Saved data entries
*-*-*

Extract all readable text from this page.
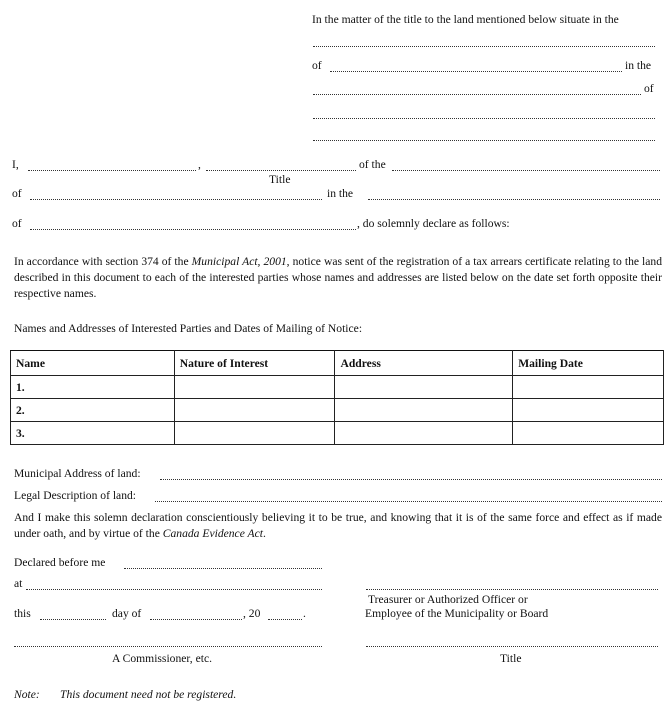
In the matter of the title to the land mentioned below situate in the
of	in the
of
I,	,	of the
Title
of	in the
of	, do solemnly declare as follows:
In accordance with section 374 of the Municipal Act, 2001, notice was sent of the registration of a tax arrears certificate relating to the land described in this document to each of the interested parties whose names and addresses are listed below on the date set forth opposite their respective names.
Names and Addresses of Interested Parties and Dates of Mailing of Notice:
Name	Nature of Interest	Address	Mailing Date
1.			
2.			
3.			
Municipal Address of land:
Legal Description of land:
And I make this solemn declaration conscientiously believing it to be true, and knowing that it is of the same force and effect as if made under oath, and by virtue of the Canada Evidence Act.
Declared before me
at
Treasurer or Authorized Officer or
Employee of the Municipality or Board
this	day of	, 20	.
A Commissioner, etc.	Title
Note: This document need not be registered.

*-*-*

Identify and list each line with the word "Mailing".

* Written response *
Names and Addresses of Interested Parties and Dates of Mailing of Notice:
Name	Nature of Interest	Address	Mailing Date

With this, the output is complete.